-- Extracted material --
•••••

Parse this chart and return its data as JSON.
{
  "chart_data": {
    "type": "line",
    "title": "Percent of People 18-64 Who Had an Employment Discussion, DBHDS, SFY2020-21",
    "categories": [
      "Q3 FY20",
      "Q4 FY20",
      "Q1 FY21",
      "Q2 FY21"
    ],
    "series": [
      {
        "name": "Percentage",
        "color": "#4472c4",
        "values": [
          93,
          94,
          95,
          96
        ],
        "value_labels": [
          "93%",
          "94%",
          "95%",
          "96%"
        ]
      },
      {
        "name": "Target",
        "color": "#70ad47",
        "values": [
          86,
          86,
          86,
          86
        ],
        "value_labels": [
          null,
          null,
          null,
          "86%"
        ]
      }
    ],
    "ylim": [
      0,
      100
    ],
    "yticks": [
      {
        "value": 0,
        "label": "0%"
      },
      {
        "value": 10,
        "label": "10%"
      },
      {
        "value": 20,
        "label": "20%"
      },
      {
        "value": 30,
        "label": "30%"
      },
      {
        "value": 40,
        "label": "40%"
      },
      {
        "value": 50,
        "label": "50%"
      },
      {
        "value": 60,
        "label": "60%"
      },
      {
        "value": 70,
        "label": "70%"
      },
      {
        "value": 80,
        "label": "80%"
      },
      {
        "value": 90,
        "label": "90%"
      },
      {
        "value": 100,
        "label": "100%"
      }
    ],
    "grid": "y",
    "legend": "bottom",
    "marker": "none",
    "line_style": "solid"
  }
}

•••••

-- Exercise goal --
Print all of the entries exactly as they appear.

-- Task response --
Parse this chart and return its data as JSON.
{
  "chart_data": {
    "type": "line",
    "title": "Percent of People 18-64 Who Had an Employment Discussion, DBHDS, SFY2020-21",
    "categories": [
      "Q3 FY20",
      "Q4 FY20",
      "Q1 FY21",
      "Q2 FY21"
    ],
    "series": [
      {
        "name": "Percentage",
        "color": "#4472c4",
        "values": [
          93,
          94,
          95,
          96
        ],
        "value_labels": [
          "93%",
          "94%",
          "95%",
          "96%"
        ]
      },
      {
        "name": "Target",
        "color": "#70ad47",
        "values": [
          86,
          86,
          86,
          86
        ],
        "value_labels": [
          null,
          null,
          null,
          "86%"
        ]
      }
    ],
    "ylim": [
      0,
      100
    ],
    "yticks": [
      {
        "value": 0,
        "label": "0%"
      },
      {
        "value": 10,
        "label": "10%"
      },
      {
        "value": 20,
        "label": "20%"
      },
      {
        "value": 30,
        "label": "30%"
      },
      {
        "value": 40,
        "label": "40%"
      },
      {
        "value": 50,
        "label": "50%"
      },
      {
        "value": 60,
        "label": "60%"
      },
      {
        "value": 70,
        "label": "70%"
      },
      {
        "value": 80,
        "label": "80%"
      },
      {
        "value": 90,
        "label": "90%"
      },
      {
        "value": 100,
        "label": "100%"
      }
    ],
    "grid": "y",
    "legend": "bottom",
    "marker": "none",
    "line_style": "solid"
  }
}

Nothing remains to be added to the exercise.